Find the lines below in which the string "mensual" occurs. Copy each one.

--- Provided material Enclosed Below ---

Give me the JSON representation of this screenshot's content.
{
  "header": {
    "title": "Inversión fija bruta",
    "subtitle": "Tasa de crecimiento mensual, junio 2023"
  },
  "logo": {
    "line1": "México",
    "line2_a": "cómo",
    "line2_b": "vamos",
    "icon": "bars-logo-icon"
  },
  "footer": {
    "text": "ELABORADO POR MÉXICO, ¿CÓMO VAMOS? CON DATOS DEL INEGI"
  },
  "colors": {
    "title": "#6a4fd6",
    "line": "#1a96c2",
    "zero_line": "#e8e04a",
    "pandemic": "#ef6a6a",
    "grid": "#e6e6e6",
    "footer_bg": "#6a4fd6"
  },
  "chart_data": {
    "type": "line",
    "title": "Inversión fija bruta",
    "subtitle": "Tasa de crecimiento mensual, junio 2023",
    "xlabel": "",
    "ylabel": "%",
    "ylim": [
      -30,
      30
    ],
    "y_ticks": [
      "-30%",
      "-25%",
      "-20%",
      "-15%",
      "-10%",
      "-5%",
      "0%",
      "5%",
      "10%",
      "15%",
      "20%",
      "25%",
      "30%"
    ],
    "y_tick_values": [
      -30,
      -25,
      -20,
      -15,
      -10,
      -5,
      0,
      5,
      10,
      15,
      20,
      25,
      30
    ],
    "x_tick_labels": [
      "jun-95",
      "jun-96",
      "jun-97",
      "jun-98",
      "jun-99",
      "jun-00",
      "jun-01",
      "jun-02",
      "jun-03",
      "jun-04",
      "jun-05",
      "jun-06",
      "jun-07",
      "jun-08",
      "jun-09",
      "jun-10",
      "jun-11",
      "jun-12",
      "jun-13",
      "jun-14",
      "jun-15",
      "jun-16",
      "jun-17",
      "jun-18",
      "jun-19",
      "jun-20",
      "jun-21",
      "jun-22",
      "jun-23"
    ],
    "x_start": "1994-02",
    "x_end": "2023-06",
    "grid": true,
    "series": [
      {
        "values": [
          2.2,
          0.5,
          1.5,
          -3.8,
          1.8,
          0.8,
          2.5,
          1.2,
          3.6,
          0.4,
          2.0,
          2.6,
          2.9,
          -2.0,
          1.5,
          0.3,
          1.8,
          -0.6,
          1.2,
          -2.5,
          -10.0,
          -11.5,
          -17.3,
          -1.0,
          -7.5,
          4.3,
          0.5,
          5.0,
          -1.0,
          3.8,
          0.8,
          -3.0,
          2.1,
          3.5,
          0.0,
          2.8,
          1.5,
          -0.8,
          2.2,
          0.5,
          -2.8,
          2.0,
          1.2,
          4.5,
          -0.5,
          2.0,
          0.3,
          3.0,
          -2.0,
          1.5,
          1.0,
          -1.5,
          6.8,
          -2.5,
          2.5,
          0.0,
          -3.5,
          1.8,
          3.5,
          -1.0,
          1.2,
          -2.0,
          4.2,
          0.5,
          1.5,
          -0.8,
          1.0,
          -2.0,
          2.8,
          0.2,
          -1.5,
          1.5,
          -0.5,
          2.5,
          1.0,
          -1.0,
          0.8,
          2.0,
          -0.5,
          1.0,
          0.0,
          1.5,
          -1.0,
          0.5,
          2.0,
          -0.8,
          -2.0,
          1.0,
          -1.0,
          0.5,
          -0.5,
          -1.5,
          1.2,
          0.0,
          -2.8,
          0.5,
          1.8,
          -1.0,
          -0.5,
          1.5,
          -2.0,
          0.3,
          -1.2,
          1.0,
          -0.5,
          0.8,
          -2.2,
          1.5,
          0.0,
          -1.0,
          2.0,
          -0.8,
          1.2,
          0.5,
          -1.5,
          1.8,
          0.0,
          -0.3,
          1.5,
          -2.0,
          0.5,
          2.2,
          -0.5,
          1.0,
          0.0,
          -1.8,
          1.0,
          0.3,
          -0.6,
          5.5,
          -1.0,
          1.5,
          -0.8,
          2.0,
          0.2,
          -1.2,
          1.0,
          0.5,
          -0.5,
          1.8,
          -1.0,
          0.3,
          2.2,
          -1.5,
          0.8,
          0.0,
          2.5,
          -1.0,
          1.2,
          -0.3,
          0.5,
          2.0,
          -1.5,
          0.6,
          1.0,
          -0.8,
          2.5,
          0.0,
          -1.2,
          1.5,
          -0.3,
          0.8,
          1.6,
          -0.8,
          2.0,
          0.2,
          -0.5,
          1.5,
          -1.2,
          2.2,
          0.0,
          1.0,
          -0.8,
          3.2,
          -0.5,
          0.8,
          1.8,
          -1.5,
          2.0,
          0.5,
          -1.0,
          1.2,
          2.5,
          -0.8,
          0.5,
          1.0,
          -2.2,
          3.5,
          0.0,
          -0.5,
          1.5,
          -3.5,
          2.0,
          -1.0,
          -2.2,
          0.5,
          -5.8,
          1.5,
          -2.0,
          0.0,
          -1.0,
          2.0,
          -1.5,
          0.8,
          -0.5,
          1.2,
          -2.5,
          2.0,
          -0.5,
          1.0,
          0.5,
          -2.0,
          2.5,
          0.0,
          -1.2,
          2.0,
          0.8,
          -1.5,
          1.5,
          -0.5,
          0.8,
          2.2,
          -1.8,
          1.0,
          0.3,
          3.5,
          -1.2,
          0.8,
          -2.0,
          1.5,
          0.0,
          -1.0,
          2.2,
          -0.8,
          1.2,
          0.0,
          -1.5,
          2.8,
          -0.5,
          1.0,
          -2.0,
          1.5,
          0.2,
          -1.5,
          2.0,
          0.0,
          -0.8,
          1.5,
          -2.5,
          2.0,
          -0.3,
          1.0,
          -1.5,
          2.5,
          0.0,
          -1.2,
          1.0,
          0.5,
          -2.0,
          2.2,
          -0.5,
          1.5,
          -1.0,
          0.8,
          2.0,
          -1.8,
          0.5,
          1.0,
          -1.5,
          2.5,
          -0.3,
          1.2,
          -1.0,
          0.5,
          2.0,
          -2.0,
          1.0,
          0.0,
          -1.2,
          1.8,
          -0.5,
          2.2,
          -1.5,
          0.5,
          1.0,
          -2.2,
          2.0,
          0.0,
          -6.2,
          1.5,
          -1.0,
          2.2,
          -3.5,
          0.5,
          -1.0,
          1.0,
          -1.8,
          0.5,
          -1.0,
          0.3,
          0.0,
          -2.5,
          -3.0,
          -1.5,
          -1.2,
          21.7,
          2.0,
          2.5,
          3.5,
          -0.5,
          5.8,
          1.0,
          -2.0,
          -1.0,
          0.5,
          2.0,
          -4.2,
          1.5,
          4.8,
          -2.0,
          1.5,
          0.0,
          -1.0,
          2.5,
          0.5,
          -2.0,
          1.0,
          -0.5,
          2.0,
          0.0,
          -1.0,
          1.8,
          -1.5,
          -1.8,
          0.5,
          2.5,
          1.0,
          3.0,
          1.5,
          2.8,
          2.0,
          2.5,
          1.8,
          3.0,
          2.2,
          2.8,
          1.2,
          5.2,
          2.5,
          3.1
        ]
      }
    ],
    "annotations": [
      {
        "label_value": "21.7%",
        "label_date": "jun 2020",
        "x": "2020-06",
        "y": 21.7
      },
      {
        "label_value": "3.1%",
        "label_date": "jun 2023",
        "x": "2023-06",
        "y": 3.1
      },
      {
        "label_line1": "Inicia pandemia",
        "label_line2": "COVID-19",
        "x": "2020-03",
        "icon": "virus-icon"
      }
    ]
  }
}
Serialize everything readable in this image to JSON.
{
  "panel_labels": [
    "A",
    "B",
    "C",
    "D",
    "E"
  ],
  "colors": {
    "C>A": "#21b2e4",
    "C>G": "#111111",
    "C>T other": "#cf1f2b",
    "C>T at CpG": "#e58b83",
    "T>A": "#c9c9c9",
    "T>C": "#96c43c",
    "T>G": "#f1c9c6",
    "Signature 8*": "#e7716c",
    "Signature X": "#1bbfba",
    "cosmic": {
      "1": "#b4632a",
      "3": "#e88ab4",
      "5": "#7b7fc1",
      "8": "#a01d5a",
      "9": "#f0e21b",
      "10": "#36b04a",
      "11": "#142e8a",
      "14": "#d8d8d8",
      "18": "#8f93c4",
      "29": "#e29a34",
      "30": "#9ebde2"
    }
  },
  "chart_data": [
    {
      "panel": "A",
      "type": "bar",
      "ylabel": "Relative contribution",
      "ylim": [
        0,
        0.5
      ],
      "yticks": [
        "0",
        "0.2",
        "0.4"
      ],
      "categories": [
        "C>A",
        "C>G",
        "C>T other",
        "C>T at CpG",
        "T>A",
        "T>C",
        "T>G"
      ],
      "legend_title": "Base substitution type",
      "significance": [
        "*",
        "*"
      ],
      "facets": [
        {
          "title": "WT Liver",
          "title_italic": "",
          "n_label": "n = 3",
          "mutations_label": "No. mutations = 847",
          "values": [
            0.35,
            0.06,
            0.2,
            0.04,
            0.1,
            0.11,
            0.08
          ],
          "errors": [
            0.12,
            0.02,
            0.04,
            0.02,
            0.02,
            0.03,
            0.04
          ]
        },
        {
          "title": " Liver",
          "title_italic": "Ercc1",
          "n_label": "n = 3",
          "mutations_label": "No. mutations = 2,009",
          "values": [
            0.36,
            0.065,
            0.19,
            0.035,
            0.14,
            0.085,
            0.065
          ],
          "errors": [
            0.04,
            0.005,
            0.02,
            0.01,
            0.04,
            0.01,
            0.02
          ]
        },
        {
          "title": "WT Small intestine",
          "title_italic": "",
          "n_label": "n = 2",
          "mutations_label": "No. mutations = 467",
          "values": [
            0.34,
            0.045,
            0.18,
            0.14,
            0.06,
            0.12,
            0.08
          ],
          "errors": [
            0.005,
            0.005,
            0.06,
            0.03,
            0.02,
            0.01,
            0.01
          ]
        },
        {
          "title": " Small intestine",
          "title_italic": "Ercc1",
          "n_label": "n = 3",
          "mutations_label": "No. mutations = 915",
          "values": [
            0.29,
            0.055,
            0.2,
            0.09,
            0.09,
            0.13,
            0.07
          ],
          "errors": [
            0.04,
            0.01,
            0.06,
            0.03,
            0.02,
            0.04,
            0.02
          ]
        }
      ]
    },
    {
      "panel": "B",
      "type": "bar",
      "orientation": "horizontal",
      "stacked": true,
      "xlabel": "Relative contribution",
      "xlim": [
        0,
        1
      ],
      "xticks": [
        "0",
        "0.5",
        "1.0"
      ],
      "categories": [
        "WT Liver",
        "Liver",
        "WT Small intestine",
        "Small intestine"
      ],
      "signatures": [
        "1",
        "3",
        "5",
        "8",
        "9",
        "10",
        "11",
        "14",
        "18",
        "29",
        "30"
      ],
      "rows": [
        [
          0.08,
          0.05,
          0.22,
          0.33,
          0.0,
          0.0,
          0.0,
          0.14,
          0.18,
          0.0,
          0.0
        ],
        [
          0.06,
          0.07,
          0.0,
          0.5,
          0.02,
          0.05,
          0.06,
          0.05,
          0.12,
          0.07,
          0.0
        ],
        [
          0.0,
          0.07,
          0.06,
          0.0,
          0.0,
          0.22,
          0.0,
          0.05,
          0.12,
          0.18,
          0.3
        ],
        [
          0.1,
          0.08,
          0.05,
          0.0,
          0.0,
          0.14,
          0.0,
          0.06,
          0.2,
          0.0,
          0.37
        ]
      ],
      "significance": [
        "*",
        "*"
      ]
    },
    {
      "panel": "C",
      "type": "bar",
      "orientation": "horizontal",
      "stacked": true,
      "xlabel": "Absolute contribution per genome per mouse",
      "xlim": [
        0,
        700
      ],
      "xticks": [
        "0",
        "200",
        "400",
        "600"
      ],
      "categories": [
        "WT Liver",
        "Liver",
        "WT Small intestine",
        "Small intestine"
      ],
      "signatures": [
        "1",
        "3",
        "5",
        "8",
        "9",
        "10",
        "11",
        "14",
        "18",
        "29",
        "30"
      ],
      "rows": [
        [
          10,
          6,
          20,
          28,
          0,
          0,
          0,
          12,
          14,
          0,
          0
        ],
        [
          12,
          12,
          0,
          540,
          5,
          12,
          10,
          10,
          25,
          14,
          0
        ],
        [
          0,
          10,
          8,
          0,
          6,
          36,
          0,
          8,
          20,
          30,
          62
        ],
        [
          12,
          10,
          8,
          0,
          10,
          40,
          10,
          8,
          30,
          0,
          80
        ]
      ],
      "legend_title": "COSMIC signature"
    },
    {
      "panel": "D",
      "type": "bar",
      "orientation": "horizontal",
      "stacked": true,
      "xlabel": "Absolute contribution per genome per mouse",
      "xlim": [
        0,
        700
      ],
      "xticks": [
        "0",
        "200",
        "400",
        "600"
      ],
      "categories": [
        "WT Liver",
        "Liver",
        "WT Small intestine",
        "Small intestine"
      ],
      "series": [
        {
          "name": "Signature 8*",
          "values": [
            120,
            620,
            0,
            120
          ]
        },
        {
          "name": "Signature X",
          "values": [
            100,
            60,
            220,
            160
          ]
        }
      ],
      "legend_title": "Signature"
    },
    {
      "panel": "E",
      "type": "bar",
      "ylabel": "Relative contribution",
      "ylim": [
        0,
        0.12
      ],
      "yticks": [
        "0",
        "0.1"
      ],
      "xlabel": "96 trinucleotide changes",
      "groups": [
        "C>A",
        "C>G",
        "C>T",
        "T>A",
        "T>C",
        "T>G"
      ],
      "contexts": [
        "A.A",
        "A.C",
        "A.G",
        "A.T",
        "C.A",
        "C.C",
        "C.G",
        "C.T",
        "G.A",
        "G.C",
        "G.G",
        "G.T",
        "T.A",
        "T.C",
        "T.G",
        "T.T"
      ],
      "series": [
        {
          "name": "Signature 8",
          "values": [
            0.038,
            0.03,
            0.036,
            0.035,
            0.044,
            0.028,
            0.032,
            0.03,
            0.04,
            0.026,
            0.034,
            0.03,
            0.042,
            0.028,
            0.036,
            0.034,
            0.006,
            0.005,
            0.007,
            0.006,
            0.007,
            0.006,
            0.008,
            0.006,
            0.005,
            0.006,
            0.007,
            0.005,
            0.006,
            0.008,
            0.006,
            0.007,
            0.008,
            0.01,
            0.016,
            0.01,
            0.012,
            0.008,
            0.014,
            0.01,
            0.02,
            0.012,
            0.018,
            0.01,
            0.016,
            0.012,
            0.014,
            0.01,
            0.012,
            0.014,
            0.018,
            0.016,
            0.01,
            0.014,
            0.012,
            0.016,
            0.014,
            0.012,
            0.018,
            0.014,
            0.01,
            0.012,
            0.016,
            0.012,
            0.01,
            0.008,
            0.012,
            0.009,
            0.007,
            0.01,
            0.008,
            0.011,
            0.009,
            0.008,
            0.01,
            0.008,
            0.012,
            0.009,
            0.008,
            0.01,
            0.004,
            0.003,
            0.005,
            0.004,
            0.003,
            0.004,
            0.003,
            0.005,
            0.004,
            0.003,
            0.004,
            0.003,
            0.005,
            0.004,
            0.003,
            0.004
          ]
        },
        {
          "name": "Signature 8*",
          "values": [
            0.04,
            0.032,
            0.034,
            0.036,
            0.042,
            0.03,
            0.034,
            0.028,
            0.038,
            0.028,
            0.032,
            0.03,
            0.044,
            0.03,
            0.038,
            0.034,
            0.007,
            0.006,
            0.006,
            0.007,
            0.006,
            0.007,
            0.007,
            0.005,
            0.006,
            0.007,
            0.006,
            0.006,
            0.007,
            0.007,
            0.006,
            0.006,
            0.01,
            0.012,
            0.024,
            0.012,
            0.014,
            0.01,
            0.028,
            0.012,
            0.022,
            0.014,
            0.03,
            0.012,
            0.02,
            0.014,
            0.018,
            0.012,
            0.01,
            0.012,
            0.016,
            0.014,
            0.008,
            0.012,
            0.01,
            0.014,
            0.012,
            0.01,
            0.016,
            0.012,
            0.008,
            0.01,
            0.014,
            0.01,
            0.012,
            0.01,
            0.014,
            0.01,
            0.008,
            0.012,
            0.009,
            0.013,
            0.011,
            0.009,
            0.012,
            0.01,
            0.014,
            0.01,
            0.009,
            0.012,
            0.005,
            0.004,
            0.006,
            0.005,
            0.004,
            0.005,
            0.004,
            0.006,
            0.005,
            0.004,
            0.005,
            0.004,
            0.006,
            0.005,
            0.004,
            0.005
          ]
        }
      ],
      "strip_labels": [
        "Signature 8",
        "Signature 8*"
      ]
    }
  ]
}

--- End of Enclosed Provided material ---

§ Exercise answer:
    "subtitle": "Tasa de crecimiento mensual, junio 2023"
    "subtitle": "Tasa de crecimiento mensual, junio 2023",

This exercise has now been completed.